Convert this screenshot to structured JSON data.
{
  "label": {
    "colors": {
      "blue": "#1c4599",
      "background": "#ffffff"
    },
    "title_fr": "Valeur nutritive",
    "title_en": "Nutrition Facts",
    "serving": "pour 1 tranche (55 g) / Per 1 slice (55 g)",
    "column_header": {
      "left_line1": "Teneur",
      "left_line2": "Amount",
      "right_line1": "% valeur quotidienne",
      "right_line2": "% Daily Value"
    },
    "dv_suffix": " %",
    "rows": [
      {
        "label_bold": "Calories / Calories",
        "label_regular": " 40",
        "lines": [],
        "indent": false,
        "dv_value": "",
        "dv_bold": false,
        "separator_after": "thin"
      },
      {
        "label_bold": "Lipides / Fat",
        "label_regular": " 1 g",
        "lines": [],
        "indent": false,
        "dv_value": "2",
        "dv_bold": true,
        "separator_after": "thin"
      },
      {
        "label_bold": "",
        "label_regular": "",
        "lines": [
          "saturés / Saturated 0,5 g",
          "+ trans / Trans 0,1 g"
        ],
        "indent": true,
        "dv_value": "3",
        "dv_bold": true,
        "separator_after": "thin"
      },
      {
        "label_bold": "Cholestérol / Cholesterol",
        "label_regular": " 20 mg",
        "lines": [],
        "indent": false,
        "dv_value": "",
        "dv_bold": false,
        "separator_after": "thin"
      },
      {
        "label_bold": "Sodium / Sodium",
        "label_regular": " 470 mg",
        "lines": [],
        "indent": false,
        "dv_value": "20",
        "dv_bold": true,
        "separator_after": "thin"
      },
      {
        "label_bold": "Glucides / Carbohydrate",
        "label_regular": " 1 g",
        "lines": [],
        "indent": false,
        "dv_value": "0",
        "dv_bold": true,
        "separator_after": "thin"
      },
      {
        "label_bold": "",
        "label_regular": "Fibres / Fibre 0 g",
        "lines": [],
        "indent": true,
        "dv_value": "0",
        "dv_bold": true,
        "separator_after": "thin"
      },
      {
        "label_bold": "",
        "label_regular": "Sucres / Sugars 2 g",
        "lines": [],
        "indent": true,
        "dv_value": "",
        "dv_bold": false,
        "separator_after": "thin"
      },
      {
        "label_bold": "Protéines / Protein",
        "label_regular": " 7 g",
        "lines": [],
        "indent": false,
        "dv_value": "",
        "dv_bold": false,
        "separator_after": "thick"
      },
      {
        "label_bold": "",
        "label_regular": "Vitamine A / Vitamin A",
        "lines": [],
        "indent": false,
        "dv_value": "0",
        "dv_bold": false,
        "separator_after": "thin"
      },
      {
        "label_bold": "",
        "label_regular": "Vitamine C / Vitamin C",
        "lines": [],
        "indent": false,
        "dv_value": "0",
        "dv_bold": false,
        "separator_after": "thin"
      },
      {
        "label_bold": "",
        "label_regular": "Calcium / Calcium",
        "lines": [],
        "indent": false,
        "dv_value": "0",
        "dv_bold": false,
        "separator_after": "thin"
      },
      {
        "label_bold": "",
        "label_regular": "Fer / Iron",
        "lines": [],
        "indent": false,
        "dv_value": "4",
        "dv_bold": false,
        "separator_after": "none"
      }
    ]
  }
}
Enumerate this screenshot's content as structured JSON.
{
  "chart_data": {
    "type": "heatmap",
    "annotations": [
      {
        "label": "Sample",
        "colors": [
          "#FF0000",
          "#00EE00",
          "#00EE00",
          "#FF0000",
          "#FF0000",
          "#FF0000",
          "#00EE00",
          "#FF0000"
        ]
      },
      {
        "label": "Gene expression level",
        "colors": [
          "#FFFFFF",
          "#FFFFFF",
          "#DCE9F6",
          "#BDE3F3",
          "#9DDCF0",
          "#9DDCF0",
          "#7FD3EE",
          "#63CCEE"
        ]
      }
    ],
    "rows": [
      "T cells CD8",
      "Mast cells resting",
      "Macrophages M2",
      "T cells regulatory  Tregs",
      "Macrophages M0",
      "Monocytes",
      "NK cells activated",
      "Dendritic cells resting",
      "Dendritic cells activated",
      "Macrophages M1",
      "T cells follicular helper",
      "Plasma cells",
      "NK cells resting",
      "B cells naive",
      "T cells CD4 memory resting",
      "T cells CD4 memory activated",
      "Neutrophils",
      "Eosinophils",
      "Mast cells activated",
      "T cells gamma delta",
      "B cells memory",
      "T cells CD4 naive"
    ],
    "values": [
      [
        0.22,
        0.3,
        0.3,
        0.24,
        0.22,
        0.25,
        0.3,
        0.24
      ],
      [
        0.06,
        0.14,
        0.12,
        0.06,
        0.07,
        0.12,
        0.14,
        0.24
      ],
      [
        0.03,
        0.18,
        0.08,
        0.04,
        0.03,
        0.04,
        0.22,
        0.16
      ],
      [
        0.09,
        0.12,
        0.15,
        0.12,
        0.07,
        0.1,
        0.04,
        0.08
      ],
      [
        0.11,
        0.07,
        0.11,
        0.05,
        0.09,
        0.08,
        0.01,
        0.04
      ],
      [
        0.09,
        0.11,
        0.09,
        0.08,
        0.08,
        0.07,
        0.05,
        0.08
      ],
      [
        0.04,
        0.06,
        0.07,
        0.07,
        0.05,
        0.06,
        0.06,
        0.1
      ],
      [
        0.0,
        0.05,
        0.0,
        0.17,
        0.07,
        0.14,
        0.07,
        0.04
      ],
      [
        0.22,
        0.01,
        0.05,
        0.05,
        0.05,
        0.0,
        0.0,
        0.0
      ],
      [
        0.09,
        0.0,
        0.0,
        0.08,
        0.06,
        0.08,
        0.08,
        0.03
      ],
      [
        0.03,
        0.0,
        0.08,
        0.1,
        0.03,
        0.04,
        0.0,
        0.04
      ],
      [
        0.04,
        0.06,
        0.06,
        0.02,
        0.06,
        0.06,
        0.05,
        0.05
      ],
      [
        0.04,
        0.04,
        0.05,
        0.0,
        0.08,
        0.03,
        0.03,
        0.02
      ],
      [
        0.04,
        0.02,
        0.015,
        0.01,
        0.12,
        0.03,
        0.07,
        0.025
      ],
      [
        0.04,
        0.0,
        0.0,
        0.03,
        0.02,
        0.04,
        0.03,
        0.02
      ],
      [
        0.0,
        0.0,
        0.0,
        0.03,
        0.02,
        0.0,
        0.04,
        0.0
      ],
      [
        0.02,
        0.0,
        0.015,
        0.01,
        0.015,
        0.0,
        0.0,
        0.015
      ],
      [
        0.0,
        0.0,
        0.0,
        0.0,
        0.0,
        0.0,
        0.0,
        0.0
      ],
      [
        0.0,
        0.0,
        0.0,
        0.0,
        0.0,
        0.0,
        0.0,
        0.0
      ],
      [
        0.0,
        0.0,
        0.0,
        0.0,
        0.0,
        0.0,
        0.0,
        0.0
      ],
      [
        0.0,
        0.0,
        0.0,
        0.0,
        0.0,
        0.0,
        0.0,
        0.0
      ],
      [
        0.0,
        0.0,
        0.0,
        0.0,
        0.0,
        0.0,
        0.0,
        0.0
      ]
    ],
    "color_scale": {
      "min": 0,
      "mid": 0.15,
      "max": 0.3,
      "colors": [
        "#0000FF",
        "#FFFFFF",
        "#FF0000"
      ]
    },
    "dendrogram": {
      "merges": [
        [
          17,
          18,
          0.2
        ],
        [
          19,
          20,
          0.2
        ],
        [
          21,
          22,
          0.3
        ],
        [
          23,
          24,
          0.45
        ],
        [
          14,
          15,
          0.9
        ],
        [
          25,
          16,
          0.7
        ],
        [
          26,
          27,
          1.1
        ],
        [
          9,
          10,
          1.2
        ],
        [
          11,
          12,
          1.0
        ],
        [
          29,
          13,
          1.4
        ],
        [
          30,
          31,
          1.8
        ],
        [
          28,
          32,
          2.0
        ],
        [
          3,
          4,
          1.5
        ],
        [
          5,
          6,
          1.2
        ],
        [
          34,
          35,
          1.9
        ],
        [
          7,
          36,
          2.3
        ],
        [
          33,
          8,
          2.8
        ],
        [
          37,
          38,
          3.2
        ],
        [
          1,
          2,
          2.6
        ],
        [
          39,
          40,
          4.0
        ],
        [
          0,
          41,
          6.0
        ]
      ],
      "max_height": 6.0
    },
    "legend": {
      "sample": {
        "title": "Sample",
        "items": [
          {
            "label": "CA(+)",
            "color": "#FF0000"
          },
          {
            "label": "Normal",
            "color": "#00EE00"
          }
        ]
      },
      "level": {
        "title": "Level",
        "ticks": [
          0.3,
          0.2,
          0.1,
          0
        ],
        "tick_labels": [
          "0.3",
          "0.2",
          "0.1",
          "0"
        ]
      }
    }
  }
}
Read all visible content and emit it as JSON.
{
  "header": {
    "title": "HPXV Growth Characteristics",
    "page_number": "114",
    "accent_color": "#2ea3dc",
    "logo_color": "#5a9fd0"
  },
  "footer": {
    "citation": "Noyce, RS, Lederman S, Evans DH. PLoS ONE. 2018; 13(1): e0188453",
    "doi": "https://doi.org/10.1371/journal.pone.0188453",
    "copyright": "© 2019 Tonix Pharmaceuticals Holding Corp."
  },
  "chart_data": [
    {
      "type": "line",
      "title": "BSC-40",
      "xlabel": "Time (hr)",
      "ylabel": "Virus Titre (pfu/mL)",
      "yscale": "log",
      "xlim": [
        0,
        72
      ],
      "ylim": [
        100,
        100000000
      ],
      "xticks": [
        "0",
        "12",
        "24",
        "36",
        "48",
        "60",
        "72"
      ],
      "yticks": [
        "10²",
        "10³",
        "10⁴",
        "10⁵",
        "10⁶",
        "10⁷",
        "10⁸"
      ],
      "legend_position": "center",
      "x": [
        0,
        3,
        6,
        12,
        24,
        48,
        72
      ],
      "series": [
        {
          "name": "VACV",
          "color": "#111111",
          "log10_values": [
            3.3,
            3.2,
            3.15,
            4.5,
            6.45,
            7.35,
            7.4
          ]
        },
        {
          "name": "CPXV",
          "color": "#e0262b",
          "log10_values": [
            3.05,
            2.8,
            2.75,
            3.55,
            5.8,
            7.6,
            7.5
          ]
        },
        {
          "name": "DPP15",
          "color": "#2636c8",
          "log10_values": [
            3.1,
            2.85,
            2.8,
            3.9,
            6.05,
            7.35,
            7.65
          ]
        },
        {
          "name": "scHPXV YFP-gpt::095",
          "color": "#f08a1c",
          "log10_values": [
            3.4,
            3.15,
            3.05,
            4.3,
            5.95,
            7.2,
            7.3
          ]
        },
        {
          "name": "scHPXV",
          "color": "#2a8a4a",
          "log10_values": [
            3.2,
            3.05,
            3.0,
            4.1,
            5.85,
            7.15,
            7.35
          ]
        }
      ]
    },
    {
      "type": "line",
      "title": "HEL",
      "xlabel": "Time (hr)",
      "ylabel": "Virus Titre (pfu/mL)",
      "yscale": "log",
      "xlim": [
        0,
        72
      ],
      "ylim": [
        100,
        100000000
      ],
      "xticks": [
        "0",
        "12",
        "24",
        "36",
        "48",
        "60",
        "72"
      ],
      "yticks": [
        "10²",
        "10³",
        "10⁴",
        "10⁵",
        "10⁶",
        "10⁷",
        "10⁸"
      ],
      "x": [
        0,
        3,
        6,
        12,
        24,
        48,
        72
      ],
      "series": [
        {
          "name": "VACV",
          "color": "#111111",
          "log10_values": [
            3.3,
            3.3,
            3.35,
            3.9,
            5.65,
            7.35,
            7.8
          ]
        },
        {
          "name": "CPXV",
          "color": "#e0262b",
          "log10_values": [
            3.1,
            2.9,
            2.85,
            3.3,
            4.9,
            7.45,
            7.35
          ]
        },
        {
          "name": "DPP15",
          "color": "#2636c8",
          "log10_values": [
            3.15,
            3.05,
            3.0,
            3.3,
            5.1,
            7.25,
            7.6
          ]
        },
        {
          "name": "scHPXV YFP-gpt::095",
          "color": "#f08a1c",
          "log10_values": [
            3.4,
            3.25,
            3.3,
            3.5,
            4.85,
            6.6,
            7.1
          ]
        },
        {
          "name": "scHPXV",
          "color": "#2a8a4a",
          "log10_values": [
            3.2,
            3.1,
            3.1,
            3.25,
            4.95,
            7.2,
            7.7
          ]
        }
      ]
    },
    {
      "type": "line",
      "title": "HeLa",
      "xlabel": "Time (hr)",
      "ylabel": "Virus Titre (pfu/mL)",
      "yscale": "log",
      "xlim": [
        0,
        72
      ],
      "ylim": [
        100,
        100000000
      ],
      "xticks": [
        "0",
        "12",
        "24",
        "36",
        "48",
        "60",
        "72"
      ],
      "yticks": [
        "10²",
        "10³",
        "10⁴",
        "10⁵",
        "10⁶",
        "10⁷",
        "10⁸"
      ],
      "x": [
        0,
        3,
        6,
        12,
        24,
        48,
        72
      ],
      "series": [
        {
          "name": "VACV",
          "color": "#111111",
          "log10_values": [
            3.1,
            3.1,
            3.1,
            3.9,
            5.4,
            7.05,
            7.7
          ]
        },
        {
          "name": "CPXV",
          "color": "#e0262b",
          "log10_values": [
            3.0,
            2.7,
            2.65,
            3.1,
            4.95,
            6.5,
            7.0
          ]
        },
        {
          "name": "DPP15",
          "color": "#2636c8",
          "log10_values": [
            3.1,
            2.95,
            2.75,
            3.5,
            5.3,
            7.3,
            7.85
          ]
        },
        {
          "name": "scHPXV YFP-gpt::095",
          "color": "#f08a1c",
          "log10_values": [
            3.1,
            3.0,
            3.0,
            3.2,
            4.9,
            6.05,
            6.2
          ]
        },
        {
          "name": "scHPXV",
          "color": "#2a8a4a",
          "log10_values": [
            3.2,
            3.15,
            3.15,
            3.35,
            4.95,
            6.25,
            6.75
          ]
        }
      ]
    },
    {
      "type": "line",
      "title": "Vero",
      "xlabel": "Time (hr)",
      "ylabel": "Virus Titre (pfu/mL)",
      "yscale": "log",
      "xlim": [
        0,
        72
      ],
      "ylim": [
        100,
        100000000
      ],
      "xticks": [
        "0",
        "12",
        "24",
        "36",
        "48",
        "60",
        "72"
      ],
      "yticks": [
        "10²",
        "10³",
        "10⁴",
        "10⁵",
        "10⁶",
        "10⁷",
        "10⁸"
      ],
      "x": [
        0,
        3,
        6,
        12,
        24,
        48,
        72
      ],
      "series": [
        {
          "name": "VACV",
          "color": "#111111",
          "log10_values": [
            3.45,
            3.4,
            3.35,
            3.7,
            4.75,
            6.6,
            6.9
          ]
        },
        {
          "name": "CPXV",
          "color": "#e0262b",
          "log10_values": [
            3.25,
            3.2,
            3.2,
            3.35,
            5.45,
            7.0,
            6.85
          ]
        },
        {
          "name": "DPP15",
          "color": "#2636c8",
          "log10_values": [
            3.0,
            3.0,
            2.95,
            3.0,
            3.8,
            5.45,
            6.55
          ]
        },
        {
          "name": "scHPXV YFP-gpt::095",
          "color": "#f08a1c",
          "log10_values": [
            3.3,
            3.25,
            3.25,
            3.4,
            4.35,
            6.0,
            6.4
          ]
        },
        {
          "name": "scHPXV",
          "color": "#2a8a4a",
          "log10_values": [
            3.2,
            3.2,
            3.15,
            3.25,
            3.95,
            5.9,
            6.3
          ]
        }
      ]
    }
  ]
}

• • • •

> The task: Each line of the data that holds "Dendritic" should be reported.

> Exercise response:
      "Dendritic cells resting",
      "Dendritic cells activated",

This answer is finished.